> **The problem**
Compile every line that includes the word "name".

Records about charts and figures
--- start ---
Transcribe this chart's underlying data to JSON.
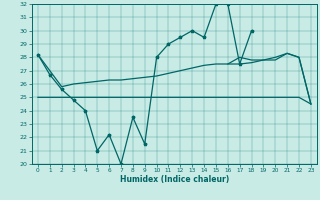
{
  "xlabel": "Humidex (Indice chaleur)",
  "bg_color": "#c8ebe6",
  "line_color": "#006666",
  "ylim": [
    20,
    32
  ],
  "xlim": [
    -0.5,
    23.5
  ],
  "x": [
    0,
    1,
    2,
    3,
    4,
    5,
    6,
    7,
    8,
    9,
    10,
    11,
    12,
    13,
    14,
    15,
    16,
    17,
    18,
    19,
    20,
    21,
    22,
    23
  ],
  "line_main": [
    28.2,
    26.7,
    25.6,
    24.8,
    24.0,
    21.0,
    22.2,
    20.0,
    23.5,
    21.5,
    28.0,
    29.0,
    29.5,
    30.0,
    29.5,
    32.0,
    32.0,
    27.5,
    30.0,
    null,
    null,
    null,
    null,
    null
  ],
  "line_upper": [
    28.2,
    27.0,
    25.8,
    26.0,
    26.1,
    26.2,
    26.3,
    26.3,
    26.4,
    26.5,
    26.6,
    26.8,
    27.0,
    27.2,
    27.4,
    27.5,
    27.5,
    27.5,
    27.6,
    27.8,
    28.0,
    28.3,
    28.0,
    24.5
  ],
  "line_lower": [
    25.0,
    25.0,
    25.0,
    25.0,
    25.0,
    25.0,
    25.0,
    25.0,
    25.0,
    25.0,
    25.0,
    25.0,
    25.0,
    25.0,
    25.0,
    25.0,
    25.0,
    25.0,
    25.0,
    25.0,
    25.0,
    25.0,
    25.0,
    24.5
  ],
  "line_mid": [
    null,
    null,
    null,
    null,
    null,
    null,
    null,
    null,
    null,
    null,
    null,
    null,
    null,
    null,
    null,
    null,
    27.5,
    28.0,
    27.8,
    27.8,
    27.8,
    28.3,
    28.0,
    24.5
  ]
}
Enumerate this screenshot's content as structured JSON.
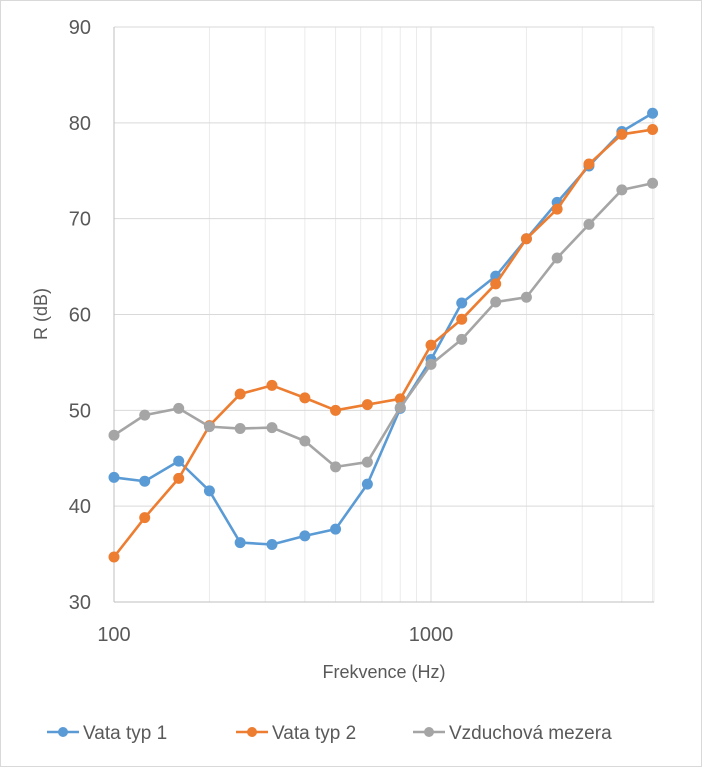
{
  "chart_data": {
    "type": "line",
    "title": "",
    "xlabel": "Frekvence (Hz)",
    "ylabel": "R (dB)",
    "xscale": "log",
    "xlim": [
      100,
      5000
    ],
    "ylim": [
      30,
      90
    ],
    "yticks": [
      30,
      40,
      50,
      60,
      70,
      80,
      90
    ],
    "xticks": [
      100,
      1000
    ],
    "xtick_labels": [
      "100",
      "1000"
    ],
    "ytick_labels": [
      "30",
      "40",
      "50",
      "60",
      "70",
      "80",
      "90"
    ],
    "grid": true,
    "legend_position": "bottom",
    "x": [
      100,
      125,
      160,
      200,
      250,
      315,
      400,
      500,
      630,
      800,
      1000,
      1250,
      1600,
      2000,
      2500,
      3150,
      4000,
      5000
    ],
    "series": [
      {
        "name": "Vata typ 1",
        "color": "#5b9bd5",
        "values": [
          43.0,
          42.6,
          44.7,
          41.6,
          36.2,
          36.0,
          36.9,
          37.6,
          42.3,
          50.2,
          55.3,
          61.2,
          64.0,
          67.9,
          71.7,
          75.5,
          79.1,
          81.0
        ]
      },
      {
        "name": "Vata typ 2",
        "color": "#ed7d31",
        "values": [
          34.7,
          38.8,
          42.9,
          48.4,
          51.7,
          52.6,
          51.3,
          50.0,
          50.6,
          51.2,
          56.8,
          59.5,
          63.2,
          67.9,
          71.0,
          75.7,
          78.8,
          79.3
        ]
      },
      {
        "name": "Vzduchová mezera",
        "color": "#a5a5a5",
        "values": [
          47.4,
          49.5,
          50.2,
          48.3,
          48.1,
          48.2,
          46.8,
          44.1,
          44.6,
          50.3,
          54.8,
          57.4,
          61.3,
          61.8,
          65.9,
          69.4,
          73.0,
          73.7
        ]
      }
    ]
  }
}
--- end ---
> **Solution to this problem**
        "name": "Vata typ 1",
        "name": "Vata typ 2",
        "name": "Vzduchová mezera",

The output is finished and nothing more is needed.